### EXERCISE REQUIREMENTS
Please return each line of the records below without changing a single character.

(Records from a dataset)
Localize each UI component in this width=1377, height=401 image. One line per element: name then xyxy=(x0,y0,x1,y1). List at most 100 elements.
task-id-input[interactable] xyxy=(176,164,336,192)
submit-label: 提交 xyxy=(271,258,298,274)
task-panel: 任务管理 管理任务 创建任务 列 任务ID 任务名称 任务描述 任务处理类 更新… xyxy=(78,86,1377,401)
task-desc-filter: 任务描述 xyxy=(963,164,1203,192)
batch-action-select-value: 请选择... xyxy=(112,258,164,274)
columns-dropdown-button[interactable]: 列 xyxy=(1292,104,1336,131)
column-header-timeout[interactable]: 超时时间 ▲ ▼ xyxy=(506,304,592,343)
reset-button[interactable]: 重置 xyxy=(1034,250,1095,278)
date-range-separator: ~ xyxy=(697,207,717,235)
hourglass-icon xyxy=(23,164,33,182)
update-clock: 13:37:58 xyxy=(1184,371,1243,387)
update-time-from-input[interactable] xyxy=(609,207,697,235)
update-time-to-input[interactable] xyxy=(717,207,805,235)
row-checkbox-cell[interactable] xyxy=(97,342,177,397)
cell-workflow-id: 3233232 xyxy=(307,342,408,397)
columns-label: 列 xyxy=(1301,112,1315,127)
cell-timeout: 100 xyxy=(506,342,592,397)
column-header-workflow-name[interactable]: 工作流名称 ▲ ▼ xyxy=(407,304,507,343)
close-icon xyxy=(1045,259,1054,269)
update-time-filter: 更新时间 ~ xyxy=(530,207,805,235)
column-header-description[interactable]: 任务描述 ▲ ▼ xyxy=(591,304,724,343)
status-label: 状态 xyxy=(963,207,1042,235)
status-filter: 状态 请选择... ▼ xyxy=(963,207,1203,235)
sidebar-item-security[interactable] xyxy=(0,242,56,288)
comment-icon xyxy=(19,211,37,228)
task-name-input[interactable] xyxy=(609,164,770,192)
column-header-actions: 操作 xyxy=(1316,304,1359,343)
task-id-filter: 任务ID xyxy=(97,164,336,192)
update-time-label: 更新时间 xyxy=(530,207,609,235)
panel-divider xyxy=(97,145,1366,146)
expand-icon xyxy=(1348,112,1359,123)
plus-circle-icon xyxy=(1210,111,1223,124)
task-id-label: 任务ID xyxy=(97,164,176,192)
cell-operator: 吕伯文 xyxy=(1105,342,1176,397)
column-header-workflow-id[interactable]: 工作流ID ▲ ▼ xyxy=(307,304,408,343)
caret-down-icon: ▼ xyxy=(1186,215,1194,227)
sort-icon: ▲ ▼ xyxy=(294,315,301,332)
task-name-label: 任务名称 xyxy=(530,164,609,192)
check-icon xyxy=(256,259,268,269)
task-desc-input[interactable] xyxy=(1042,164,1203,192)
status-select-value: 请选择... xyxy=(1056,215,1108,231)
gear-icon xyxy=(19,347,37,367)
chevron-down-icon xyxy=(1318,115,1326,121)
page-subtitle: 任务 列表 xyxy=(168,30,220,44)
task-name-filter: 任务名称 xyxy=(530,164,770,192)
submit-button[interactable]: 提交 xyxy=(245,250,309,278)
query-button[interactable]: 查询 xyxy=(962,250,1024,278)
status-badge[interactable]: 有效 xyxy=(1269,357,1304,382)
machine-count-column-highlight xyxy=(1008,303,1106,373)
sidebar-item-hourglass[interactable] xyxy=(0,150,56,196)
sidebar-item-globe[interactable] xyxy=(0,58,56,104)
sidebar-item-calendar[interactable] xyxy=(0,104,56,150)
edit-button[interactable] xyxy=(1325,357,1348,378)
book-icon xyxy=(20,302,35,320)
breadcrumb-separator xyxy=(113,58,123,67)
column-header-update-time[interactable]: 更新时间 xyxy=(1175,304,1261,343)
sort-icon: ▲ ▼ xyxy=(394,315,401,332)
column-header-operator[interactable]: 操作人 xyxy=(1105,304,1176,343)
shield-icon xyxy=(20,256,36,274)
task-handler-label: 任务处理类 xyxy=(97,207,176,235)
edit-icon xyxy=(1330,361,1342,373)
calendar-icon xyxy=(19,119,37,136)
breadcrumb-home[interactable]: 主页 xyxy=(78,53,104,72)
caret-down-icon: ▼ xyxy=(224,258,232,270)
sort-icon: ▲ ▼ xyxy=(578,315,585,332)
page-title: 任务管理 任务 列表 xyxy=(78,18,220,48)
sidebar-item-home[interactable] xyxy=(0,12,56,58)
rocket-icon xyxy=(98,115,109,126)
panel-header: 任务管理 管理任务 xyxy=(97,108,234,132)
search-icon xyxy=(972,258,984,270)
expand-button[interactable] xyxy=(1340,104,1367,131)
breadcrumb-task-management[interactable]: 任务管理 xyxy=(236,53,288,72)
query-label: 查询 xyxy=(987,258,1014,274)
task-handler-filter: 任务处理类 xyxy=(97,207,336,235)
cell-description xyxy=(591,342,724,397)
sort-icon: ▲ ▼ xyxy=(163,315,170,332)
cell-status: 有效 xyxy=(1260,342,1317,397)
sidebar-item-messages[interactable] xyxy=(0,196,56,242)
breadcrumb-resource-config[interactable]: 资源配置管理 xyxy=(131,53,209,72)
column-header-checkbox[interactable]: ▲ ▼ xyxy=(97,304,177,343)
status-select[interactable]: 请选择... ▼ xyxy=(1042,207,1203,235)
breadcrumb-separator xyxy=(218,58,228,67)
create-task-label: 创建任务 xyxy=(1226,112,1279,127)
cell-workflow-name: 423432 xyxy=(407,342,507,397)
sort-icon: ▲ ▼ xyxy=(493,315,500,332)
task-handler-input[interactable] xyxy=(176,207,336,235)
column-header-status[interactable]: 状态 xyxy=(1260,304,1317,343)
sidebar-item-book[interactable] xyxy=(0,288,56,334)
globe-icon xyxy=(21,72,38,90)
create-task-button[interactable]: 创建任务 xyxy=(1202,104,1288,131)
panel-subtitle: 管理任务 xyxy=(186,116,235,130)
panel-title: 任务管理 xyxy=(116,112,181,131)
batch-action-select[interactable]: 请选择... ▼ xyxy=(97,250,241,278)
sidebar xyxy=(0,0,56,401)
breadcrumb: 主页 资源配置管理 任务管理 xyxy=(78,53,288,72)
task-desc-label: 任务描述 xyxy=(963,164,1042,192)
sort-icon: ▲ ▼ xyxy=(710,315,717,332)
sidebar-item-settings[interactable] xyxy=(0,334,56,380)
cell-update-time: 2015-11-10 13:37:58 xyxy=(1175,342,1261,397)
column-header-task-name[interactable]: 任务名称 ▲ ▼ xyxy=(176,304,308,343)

### PROBLEM SOLUTION
Localize each UI component in this width=1377, height=401 image. One line per element: name then xyxy=(x0,y0,x1,y1). List at most 100 elements.
task-id-input[interactable] xyxy=(176,164,336,192)
submit-label: 提交 xyxy=(271,258,298,274)
task-panel: 任务管理 管理任务 创建任务 列 任务ID 任务名称 任务描述 任务处理类 更新… xyxy=(78,86,1377,401)
task-desc-filter: 任务描述 xyxy=(963,164,1203,192)
batch-action-select-value: 请选择... xyxy=(112,258,164,274)
columns-dropdown-button[interactable]: 列 xyxy=(1292,104,1336,131)
column-header-timeout[interactable]: 超时时间 ▲ ▼ xyxy=(506,304,592,343)
reset-button[interactable]: 重置 xyxy=(1034,250,1095,278)
date-range-separator: ~ xyxy=(697,207,717,235)
hourglass-icon xyxy=(23,164,33,182)
update-clock: 13:37:58 xyxy=(1184,371,1243,387)
update-time-from-input[interactable] xyxy=(609,207,697,235)
update-time-to-input[interactable] xyxy=(717,207,805,235)
row-checkbox-cell[interactable] xyxy=(97,342,177,397)
cell-workflow-id: 3233232 xyxy=(307,342,408,397)
columns-label: 列 xyxy=(1301,112,1315,127)
cell-timeout: 100 xyxy=(506,342,592,397)
column-header-workflow-name[interactable]: 工作流名称 ▲ ▼ xyxy=(407,304,507,343)
close-icon xyxy=(1045,259,1054,269)
update-time-filter: 更新时间 ~ xyxy=(530,207,805,235)
column-header-description[interactable]: 任务描述 ▲ ▼ xyxy=(591,304,724,343)
status-label: 状态 xyxy=(963,207,1042,235)
status-filter: 状态 请选择... ▼ xyxy=(963,207,1203,235)
sidebar-item-security[interactable] xyxy=(0,242,56,288)
comment-icon xyxy=(19,211,37,228)
task-name-input[interactable] xyxy=(609,164,770,192)
column-header-actions: 操作 xyxy=(1316,304,1359,343)
task-id-filter: 任务ID xyxy=(97,164,336,192)
update-time-label: 更新时间 xyxy=(530,207,609,235)
panel-divider xyxy=(97,145,1366,146)
expand-icon xyxy=(1348,112,1359,123)
plus-circle-icon xyxy=(1210,111,1223,124)
task-id-label: 任务ID xyxy=(97,164,176,192)
cell-operator: 吕伯文 xyxy=(1105,342,1176,397)
column-header-workflow-id[interactable]: 工作流ID ▲ ▼ xyxy=(307,304,408,343)
caret-down-icon: ▼ xyxy=(1186,215,1194,227)
sort-icon: ▲ ▼ xyxy=(294,315,301,332)
task-name-label: 任务名称 xyxy=(530,164,609,192)
check-icon xyxy=(256,259,268,269)
task-desc-input[interactable] xyxy=(1042,164,1203,192)
status-select-value: 请选择... xyxy=(1056,215,1108,231)
gear-icon xyxy=(19,347,37,367)
chevron-down-icon xyxy=(1318,115,1326,121)
page-subtitle: 任务 列表 xyxy=(168,30,220,44)
task-name-filter: 任务名称 xyxy=(530,164,770,192)
submit-button[interactable]: 提交 xyxy=(245,250,309,278)
query-button[interactable]: 查询 xyxy=(962,250,1024,278)
status-badge[interactable]: 有效 xyxy=(1269,357,1304,382)
machine-count-column-highlight xyxy=(1008,303,1106,373)
sidebar-item-hourglass[interactable] xyxy=(0,150,56,196)
sidebar-item-globe[interactable] xyxy=(0,58,56,104)
sidebar-item-calendar[interactable] xyxy=(0,104,56,150)
edit-button[interactable] xyxy=(1325,357,1348,378)
book-icon xyxy=(20,302,35,320)
breadcrumb-separator xyxy=(113,58,123,67)
column-header-update-time[interactable]: 更新时间 xyxy=(1175,304,1261,343)
sort-icon: ▲ ▼ xyxy=(394,315,401,332)
column-header-operator[interactable]: 操作人 xyxy=(1105,304,1176,343)
shield-icon xyxy=(20,256,36,274)
task-handler-label: 任务处理类 xyxy=(97,207,176,235)
edit-icon xyxy=(1330,361,1342,373)
calendar-icon xyxy=(19,119,37,136)
breadcrumb-home[interactable]: 主页 xyxy=(78,53,104,72)
caret-down-icon: ▼ xyxy=(224,258,232,270)
sort-icon: ▲ ▼ xyxy=(578,315,585,332)
page-title: 任务管理 任务 列表 xyxy=(78,18,220,48)
sidebar-item-home[interactable] xyxy=(0,12,56,58)
rocket-icon xyxy=(98,115,109,126)
panel-header: 任务管理 管理任务 xyxy=(97,108,234,132)
search-icon xyxy=(972,258,984,270)
expand-button[interactable] xyxy=(1340,104,1367,131)
breadcrumb-task-management[interactable]: 任务管理 xyxy=(236,53,288,72)
query-label: 查询 xyxy=(987,258,1014,274)
task-handler-filter: 任务处理类 xyxy=(97,207,336,235)
cell-description xyxy=(591,342,724,397)
sort-icon: ▲ ▼ xyxy=(163,315,170,332)
cell-status: 有效 xyxy=(1260,342,1317,397)
sidebar-item-messages[interactable] xyxy=(0,196,56,242)
breadcrumb-resource-config[interactable]: 资源配置管理 xyxy=(131,53,209,72)
column-header-checkbox[interactable]: ▲ ▼ xyxy=(97,304,177,343)
status-select[interactable]: 请选择... ▼ xyxy=(1042,207,1203,235)
breadcrumb-separator xyxy=(218,58,228,67)
create-task-label: 创建任务 xyxy=(1226,112,1279,127)
cell-workflow-name: 423432 xyxy=(407,342,507,397)
sort-icon: ▲ ▼ xyxy=(493,315,500,332)
task-handler-input[interactable] xyxy=(176,207,336,235)
column-header-status[interactable]: 状态 xyxy=(1260,304,1317,343)
sidebar-item-book[interactable] xyxy=(0,288,56,334)
globe-icon xyxy=(21,72,38,90)
create-task-button[interactable]: 创建任务 xyxy=(1202,104,1288,131)
panel-subtitle: 管理任务 xyxy=(186,116,235,130)
panel-title: 任务管理 xyxy=(116,112,181,131)
batch-action-select[interactable]: 请选择... ▼ xyxy=(97,250,241,278)
sidebar xyxy=(0,0,56,401)
breadcrumb: 主页 资源配置管理 任务管理 xyxy=(78,53,288,72)
task-desc-label: 任务描述 xyxy=(963,164,1042,192)
sort-icon: ▲ ▼ xyxy=(710,315,717,332)
sidebar-item-settings[interactable] xyxy=(0,334,56,380)
cell-update-time: 2015-11-10 13:37:58 xyxy=(1175,342,1261,397)
column-header-task-name[interactable]: 任务名称 ▲ ▼ xyxy=(176,304,308,343)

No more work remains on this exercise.